** Dataset entries **
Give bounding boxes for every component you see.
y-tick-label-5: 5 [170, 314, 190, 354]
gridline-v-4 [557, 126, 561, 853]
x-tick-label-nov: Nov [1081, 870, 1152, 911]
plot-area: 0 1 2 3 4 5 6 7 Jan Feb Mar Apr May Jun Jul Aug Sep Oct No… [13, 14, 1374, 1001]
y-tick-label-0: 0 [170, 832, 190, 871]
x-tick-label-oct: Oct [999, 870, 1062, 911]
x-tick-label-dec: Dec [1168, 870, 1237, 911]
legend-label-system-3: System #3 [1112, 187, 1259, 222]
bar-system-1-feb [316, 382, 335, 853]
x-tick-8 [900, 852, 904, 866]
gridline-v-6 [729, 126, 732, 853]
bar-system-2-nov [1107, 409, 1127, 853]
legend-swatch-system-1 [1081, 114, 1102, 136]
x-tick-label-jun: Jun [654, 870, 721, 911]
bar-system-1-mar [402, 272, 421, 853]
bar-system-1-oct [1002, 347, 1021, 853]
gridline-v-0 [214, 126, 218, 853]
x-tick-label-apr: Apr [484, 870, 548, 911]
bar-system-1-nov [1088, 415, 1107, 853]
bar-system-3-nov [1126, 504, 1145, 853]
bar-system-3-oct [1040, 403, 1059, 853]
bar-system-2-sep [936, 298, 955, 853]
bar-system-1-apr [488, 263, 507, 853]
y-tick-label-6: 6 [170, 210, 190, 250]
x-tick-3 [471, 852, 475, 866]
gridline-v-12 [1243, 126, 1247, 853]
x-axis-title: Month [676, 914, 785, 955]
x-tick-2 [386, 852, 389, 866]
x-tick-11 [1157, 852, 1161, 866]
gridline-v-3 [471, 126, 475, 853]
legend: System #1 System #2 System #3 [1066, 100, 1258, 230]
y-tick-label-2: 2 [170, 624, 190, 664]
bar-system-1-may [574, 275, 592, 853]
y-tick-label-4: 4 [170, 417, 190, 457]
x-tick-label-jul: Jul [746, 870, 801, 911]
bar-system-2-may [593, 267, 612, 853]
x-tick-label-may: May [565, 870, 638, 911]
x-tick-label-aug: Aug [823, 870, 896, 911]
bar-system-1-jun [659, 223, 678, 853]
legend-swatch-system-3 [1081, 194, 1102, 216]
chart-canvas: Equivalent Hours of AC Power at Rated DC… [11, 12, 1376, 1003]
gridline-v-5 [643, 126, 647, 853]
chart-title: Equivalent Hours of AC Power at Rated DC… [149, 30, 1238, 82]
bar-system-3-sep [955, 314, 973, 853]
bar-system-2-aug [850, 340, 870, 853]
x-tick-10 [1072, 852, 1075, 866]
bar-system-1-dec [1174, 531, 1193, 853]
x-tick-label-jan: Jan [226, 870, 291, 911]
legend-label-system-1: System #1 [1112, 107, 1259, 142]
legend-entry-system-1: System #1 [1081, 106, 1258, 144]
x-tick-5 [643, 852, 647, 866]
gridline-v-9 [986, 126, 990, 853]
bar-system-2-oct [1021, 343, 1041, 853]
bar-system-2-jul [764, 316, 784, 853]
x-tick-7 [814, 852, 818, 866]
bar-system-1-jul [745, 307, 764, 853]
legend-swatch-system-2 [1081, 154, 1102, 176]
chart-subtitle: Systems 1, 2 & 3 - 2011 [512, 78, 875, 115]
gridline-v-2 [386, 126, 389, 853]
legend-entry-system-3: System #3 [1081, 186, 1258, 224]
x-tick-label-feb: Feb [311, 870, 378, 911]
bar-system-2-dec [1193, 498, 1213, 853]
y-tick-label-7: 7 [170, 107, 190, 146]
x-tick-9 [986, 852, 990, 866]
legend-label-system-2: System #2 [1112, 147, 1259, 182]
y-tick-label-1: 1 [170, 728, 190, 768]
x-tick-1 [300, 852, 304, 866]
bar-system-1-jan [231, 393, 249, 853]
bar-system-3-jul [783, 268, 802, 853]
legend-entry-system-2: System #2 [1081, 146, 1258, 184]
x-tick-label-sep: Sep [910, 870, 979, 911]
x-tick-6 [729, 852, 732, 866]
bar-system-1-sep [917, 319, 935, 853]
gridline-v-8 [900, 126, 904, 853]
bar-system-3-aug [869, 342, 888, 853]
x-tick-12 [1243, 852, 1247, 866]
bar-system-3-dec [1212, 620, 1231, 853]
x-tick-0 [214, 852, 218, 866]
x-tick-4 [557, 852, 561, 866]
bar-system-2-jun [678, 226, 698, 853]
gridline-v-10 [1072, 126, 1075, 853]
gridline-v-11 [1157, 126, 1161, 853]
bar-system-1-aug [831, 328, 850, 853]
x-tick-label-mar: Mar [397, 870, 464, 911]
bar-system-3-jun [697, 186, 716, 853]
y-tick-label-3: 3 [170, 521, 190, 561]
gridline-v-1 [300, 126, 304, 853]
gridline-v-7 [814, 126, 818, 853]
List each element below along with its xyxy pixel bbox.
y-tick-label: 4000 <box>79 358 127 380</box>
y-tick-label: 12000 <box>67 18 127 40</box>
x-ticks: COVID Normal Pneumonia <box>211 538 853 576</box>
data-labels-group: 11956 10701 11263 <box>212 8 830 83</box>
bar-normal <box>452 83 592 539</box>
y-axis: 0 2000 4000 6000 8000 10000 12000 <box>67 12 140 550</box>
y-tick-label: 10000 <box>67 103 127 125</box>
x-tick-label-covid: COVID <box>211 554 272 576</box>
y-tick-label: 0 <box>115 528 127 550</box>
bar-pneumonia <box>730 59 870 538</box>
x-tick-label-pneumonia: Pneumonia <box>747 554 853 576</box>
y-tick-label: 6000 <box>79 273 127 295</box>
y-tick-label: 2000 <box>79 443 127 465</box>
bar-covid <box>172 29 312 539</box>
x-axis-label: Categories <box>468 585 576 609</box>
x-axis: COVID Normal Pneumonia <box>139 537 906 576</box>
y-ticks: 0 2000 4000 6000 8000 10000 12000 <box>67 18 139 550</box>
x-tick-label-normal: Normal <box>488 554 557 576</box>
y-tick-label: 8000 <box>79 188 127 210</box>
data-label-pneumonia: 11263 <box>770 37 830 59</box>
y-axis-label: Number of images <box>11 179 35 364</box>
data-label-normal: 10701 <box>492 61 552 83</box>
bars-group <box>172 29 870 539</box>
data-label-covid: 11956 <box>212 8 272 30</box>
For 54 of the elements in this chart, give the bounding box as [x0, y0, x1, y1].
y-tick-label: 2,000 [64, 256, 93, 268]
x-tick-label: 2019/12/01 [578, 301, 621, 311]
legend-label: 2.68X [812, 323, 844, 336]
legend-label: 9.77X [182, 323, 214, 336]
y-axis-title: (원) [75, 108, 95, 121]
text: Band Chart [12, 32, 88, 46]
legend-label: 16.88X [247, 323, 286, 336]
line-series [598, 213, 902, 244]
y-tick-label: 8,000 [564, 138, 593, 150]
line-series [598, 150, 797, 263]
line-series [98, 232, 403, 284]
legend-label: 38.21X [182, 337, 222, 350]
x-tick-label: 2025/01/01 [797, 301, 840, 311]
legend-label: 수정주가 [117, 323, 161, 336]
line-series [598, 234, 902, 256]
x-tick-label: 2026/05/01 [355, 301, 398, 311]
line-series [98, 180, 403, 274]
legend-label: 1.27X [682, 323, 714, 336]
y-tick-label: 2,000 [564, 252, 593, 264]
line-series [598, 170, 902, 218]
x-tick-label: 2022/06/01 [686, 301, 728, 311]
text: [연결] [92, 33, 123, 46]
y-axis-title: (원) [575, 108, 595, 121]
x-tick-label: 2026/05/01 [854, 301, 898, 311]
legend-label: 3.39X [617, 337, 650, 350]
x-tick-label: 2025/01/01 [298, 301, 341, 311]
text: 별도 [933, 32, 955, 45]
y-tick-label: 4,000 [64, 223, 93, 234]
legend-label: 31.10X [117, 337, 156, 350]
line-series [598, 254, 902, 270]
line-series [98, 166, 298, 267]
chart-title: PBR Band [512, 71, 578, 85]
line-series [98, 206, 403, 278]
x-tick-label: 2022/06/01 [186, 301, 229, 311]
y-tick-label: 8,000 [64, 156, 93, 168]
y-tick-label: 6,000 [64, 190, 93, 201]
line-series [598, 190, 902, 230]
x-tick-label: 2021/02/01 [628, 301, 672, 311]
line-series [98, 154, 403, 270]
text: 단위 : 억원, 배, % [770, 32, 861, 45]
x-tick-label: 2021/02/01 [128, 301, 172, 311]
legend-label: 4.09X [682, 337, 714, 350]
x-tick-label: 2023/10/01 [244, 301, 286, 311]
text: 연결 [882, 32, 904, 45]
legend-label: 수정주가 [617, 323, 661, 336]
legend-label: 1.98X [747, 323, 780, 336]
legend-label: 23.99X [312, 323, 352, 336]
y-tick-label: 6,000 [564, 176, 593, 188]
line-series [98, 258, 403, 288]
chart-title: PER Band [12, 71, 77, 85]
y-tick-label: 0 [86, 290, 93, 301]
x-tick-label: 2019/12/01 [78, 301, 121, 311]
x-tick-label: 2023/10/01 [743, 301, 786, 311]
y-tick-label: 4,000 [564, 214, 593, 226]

** Required task **
Give the number of lines in the items above that contain the string "Power", counting only matches with the same capitalization, and reply with that number alone.

** Exercise output **
2